→ Given task:
Can you write out the whole listing exactly?

→ Extracted data entries:
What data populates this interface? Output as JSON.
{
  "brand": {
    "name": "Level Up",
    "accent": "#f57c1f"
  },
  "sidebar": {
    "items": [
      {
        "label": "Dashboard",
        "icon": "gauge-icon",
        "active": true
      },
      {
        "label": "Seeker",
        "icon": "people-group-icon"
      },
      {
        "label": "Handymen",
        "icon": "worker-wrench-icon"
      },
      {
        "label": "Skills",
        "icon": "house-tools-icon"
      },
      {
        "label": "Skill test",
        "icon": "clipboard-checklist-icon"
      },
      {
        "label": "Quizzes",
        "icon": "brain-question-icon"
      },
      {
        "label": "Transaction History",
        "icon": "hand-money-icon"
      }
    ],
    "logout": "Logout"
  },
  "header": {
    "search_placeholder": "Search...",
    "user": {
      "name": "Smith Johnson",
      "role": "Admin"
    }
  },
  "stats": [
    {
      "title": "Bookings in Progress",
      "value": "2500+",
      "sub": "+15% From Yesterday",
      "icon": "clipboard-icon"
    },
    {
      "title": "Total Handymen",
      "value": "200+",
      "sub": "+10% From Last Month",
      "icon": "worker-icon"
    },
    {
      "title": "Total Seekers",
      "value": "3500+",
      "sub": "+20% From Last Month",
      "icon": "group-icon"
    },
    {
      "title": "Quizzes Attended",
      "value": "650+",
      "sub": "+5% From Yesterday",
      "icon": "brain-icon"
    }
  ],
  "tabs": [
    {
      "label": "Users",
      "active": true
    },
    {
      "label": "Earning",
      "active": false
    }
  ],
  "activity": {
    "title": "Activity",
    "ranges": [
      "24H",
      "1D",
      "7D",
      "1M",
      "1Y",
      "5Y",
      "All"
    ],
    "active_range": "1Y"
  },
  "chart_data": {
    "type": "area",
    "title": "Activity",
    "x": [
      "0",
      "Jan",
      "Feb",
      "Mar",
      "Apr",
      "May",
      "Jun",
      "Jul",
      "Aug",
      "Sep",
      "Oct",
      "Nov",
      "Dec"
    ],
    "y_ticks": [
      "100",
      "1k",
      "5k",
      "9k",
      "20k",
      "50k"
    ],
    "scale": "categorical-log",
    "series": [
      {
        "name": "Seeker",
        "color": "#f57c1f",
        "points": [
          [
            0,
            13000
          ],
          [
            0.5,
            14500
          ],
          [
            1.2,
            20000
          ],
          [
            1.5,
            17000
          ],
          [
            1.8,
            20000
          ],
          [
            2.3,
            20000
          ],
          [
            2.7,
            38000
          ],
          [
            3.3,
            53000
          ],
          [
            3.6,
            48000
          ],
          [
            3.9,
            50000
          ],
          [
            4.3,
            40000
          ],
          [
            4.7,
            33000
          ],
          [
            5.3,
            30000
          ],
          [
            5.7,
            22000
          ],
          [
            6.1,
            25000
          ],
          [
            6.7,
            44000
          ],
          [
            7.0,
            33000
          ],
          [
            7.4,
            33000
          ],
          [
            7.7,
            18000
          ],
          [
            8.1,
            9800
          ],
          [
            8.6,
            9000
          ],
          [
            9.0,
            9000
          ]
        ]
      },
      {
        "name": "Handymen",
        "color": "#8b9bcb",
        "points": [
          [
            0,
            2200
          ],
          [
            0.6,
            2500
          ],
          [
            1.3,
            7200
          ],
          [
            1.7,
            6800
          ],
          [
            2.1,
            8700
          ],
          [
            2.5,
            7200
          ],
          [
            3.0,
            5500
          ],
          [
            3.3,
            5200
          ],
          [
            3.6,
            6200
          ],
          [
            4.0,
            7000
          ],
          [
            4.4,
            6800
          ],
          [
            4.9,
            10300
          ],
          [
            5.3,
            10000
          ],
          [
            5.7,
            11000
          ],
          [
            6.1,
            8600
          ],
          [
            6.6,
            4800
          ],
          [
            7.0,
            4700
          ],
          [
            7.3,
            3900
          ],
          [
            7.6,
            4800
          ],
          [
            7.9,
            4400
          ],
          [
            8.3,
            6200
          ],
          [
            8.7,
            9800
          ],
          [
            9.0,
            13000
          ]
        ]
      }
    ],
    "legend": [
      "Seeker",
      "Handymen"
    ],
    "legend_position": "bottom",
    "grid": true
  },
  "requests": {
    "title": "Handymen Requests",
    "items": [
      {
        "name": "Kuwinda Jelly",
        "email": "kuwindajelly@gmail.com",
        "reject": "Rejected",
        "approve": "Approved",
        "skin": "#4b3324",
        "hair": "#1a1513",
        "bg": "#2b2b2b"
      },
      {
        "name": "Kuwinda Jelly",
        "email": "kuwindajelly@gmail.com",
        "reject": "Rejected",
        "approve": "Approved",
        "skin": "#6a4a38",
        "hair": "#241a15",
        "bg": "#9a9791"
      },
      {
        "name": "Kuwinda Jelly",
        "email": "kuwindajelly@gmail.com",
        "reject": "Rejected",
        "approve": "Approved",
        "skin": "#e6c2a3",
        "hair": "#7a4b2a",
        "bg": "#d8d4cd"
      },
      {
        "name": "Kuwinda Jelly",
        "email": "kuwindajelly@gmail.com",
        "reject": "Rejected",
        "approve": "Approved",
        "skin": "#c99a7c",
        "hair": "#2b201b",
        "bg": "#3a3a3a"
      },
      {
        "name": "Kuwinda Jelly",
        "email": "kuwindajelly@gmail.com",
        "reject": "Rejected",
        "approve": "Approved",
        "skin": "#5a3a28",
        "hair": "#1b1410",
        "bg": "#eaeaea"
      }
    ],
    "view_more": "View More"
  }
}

→ Task solution:
What data populates this interface? Output as JSON.
{
  "brand": {
    "name": "Level Up",
    "accent": "#f57c1f"
  },
  "sidebar": {
    "items": [
      {
        "label": "Dashboard",
        "icon": "gauge-icon",
        "active": true
      },
      {
        "label": "Seeker",
        "icon": "people-group-icon"
      },
      {
        "label": "Handymen",
        "icon": "worker-wrench-icon"
      },
      {
        "label": "Skills",
        "icon": "house-tools-icon"
      },
      {
        "label": "Skill test",
        "icon": "clipboard-checklist-icon"
      },
      {
        "label": "Quizzes",
        "icon": "brain-question-icon"
      },
      {
        "label": "Transaction History",
        "icon": "hand-money-icon"
      }
    ],
    "logout": "Logout"
  },
  "header": {
    "search_placeholder": "Search...",
    "user": {
      "name": "Smith Johnson",
      "role": "Admin"
    }
  },
  "stats": [
    {
      "title": "Bookings in Progress",
      "value": "2500+",
      "sub": "+15% From Yesterday",
      "icon": "clipboard-icon"
    },
    {
      "title": "Total Handymen",
      "value": "200+",
      "sub": "+10% From Last Month",
      "icon": "worker-icon"
    },
    {
      "title": "Total Seekers",
      "value": "3500+",
      "sub": "+20% From Last Month",
      "icon": "group-icon"
    },
    {
      "title": "Quizzes Attended",
      "value": "650+",
      "sub": "+5% From Yesterday",
      "icon": "brain-icon"
    }
  ],
  "tabs": [
    {
      "label": "Users",
      "active": true
    },
    {
      "label": "Earning",
      "active": false
    }
  ],
  "activity": {
    "title": "Activity",
    "ranges": [
      "24H",
      "1D",
      "7D",
      "1M",
      "1Y",
      "5Y",
      "All"
    ],
    "active_range": "1Y"
  },
  "chart_data": {
    "type": "area",
    "title": "Activity",
    "x": [
      "0",
      "Jan",
      "Feb",
      "Mar",
      "Apr",
      "May",
      "Jun",
      "Jul",
      "Aug",
      "Sep",
      "Oct",
      "Nov",
      "Dec"
    ],
    "y_ticks": [
      "100",
      "1k",
      "5k",
      "9k",
      "20k",
      "50k"
    ],
    "scale": "categorical-log",
    "series": [
      {
        "name": "Seeker",
        "color": "#f57c1f",
        "points": [
          [
            0,
            13000
          ],
          [
            0.5,
            14500
          ],
          [
            1.2,
            20000
          ],
          [
            1.5,
            17000
          ],
          [
            1.8,
            20000
          ],
          [
            2.3,
            20000
          ],
          [
            2.7,
            38000
          ],
          [
            3.3,
            53000
          ],
          [
            3.6,
            48000
          ],
          [
            3.9,
            50000
          ],
          [
            4.3,
            40000
          ],
          [
            4.7,
            33000
          ],
          [
            5.3,
            30000
          ],
          [
            5.7,
            22000
          ],
          [
            6.1,
            25000
          ],
          [
            6.7,
            44000
          ],
          [
            7.0,
            33000
          ],
          [
            7.4,
            33000
          ],
          [
            7.7,
            18000
          ],
          [
            8.1,
            9800
          ],
          [
            8.6,
            9000
          ],
          [
            9.0,
            9000
          ]
        ]
      },
      {
        "name": "Handymen",
        "color": "#8b9bcb",
        "points": [
          [
            0,
            2200
          ],
          [
            0.6,
            2500
          ],
          [
            1.3,
            7200
          ],
          [
            1.7,
            6800
          ],
          [
            2.1,
            8700
          ],
          [
            2.5,
            7200
          ],
          [
            3.0,
            5500
          ],
          [
            3.3,
            5200
          ],
          [
            3.6,
            6200
          ],
          [
            4.0,
            7000
          ],
          [
            4.4,
            6800
          ],
          [
            4.9,
            10300
          ],
          [
            5.3,
            10000
          ],
          [
            5.7,
            11000
          ],
          [
            6.1,
            8600
          ],
          [
            6.6,
            4800
          ],
          [
            7.0,
            4700
          ],
          [
            7.3,
            3900
          ],
          [
            7.6,
            4800
          ],
          [
            7.9,
            4400
          ],
          [
            8.3,
            6200
          ],
          [
            8.7,
            9800
          ],
          [
            9.0,
            13000
          ]
        ]
      }
    ],
    "legend": [
      "Seeker",
      "Handymen"
    ],
    "legend_position": "bottom",
    "grid": true
  },
  "requests": {
    "title": "Handymen Requests",
    "items": [
      {
        "name": "Kuwinda Jelly",
        "email": "kuwindajelly@gmail.com",
        "reject": "Rejected",
        "approve": "Approved",
        "skin": "#4b3324",
        "hair": "#1a1513",
        "bg": "#2b2b2b"
      },
      {
        "name": "Kuwinda Jelly",
        "email": "kuwindajelly@gmail.com",
        "reject": "Rejected",
        "approve": "Approved",
        "skin": "#6a4a38",
        "hair": "#241a15",
        "bg": "#9a9791"
      },
      {
        "name": "Kuwinda Jelly",
        "email": "kuwindajelly@gmail.com",
        "reject": "Rejected",
        "approve": "Approved",
        "skin": "#e6c2a3",
        "hair": "#7a4b2a",
        "bg": "#d8d4cd"
      },
      {
        "name": "Kuwinda Jelly",
        "email": "kuwindajelly@gmail.com",
        "reject": "Rejected",
        "approve": "Approved",
        "skin": "#c99a7c",
        "hair": "#2b201b",
        "bg": "#3a3a3a"
      },
      {
        "name": "Kuwinda Jelly",
        "email": "kuwindajelly@gmail.com",
        "reject": "Rejected",
        "approve": "Approved",
        "skin": "#5a3a28",
        "hair": "#1b1410",
        "bg": "#eaeaea"
      }
    ],
    "view_more": "View More"
  }
}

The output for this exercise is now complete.